◆ INFORMATION PROVIDED:
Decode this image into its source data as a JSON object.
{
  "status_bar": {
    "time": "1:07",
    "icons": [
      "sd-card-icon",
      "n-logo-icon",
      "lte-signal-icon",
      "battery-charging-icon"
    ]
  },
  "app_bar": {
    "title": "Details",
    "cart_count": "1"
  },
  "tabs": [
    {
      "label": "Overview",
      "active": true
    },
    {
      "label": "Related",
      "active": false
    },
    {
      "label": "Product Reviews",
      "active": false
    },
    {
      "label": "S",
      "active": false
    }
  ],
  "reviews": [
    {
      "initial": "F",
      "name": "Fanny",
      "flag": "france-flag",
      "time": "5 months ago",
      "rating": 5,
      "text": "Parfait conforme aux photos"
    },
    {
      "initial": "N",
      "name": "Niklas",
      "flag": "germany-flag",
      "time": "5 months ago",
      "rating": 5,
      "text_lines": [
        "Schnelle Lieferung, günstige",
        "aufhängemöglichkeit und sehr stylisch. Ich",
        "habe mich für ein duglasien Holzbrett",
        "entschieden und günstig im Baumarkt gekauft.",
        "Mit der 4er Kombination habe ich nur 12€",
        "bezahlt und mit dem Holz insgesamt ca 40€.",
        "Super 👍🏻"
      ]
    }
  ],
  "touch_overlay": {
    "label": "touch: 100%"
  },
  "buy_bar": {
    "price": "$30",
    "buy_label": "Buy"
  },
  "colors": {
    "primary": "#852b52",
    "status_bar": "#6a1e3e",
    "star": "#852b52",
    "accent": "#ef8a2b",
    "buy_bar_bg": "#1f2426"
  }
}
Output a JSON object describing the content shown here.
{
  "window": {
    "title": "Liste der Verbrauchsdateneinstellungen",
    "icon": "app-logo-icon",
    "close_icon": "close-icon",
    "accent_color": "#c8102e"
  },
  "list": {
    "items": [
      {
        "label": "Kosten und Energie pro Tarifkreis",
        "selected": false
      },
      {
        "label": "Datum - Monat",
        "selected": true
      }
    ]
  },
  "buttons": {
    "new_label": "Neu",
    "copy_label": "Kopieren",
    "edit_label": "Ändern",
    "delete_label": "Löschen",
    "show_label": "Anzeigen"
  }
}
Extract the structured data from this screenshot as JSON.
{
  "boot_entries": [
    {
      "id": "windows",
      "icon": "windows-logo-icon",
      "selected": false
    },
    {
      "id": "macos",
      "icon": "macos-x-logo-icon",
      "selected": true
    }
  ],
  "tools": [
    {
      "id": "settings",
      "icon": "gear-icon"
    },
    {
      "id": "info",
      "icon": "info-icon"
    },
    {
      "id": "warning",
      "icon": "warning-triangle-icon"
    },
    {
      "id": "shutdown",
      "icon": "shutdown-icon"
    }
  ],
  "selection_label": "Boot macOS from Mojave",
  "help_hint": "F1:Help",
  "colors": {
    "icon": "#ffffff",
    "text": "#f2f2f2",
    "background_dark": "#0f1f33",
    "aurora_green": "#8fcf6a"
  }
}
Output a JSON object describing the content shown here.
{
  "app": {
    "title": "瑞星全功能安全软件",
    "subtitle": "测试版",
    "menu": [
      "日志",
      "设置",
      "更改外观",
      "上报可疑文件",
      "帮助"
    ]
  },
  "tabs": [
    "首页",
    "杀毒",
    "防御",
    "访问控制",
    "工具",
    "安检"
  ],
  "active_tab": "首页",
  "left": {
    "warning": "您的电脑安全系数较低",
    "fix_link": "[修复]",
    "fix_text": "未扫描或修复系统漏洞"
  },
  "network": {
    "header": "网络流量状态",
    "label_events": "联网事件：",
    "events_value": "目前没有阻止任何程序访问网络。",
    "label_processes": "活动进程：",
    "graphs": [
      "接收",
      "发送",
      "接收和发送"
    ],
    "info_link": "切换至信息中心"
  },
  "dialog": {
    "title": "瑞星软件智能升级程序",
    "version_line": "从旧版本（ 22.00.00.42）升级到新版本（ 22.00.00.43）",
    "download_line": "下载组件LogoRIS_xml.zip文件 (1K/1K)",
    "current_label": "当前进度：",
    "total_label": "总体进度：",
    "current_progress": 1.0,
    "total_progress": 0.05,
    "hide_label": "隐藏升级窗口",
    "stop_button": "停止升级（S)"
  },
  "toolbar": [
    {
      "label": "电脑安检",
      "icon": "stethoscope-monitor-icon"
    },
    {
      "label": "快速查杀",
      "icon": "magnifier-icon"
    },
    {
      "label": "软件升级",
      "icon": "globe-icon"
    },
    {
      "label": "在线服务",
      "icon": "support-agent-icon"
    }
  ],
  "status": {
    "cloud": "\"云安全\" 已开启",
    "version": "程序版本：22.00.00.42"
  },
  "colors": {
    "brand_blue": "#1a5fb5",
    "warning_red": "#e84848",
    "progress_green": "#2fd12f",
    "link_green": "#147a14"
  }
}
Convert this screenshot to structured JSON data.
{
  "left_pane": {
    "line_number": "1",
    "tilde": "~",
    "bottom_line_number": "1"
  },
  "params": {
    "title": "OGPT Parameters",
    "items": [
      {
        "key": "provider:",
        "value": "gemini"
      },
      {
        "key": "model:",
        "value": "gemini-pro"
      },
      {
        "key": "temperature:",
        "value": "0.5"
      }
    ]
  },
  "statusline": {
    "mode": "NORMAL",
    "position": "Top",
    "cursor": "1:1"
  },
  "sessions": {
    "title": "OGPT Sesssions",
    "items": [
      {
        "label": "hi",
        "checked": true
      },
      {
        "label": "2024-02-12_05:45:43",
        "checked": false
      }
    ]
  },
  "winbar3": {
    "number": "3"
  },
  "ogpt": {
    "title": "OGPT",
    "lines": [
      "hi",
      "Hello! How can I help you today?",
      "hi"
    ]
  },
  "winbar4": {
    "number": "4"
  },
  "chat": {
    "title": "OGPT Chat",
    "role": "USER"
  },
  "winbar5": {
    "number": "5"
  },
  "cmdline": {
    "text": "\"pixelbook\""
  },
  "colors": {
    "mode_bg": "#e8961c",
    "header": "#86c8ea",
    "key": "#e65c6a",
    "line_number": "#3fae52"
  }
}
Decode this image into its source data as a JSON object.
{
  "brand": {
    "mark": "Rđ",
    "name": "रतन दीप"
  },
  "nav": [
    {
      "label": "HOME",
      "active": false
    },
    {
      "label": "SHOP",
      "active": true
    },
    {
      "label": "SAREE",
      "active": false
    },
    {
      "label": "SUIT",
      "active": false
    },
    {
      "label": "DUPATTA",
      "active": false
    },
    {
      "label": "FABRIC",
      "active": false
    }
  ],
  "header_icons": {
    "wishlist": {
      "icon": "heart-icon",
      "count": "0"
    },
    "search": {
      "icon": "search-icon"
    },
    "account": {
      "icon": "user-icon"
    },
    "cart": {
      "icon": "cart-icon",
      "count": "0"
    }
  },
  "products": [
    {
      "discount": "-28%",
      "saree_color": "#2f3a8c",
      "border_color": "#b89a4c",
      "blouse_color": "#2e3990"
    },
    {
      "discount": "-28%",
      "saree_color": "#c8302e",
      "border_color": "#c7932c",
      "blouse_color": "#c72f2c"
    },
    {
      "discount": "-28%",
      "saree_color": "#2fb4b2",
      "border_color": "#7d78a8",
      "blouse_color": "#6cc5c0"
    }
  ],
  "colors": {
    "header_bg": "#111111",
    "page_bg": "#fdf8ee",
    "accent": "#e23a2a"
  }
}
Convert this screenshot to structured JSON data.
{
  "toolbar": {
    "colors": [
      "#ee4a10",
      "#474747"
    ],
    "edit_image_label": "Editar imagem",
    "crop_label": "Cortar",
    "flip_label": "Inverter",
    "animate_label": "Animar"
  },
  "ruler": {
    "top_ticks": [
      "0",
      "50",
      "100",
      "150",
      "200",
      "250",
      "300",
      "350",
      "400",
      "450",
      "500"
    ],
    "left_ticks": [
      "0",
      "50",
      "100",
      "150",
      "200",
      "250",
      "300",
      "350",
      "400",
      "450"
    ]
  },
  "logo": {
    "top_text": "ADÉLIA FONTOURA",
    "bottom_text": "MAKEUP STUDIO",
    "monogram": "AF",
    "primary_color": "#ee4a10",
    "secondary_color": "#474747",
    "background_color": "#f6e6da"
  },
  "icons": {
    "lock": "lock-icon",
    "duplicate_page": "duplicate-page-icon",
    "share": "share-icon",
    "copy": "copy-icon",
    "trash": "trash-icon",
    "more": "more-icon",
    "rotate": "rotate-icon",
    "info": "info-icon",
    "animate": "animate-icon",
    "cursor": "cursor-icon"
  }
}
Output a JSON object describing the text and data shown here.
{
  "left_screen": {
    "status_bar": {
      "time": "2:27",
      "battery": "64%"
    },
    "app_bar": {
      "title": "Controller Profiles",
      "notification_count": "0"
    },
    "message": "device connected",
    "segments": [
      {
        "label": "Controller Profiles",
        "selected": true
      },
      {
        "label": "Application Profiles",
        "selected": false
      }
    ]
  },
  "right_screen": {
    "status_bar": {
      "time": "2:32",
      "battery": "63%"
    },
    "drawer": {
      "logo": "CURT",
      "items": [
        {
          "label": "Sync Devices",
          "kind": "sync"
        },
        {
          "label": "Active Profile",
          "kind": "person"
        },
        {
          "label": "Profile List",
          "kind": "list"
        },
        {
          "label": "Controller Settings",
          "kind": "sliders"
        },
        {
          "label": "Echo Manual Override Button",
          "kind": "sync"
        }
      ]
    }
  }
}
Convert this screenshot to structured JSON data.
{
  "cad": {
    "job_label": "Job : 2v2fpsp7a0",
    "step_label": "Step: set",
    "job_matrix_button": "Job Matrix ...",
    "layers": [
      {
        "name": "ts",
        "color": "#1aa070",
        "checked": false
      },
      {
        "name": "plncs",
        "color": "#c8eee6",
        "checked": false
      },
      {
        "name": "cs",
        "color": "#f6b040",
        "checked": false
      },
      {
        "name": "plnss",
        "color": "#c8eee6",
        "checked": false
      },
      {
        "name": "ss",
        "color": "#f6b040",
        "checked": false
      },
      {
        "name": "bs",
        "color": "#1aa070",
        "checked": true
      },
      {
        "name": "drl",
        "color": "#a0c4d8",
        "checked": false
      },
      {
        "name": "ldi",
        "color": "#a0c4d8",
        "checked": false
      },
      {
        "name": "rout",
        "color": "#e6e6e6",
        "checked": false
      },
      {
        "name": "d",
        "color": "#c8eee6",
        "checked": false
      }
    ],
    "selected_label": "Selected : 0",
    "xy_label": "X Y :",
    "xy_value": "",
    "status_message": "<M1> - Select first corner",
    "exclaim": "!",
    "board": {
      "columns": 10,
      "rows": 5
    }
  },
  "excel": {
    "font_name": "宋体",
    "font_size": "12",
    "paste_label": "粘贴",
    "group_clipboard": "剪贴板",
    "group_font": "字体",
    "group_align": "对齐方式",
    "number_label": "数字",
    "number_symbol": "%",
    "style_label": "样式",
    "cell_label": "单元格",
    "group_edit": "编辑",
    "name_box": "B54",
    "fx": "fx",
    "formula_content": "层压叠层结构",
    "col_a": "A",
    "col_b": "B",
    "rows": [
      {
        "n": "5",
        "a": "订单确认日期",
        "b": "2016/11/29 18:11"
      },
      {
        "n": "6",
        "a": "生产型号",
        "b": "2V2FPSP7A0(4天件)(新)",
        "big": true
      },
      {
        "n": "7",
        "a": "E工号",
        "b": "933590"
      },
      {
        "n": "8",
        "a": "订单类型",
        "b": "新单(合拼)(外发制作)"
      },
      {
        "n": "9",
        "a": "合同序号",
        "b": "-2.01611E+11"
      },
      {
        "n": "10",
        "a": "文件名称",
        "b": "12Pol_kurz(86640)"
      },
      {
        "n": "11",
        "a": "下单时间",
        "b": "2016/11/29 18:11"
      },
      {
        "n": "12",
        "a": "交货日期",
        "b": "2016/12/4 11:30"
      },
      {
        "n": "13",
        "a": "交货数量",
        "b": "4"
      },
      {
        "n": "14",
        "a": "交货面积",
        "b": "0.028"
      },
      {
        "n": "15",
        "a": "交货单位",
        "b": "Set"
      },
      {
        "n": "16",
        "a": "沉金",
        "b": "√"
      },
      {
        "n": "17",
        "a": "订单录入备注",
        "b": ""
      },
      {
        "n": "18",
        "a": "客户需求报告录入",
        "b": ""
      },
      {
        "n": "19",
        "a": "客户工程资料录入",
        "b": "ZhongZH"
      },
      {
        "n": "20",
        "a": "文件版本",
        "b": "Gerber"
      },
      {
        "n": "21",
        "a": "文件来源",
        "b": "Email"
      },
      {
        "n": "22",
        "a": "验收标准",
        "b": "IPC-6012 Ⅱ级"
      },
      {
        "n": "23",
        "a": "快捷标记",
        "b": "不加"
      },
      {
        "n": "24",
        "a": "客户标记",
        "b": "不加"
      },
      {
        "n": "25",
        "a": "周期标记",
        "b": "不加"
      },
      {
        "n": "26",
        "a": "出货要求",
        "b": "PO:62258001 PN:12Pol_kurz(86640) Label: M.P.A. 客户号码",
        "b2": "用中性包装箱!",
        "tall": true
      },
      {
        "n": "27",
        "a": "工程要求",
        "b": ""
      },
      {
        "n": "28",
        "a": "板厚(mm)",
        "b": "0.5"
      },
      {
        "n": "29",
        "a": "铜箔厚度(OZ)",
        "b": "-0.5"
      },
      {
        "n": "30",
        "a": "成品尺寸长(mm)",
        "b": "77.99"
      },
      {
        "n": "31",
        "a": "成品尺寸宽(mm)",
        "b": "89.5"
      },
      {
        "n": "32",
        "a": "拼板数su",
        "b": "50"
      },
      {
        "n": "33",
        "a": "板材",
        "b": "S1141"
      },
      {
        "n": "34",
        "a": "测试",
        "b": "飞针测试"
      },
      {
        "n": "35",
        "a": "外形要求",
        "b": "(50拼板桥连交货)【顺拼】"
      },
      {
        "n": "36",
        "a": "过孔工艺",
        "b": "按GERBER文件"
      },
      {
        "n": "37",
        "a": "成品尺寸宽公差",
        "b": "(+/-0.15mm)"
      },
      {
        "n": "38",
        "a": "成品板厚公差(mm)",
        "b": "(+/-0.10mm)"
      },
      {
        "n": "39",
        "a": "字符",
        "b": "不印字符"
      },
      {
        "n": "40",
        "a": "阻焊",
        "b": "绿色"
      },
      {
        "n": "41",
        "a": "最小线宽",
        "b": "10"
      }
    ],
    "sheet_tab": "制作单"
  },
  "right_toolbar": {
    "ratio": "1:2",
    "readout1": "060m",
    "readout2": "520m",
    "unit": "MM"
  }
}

◆ GIVEN INSTRUCTION: Where a line in the material contains "from", copy that line.

◆ ANSWER:
Extract the structured data from this screenshot as JSON.
  "selection_label": "Boot macOS from Mojave",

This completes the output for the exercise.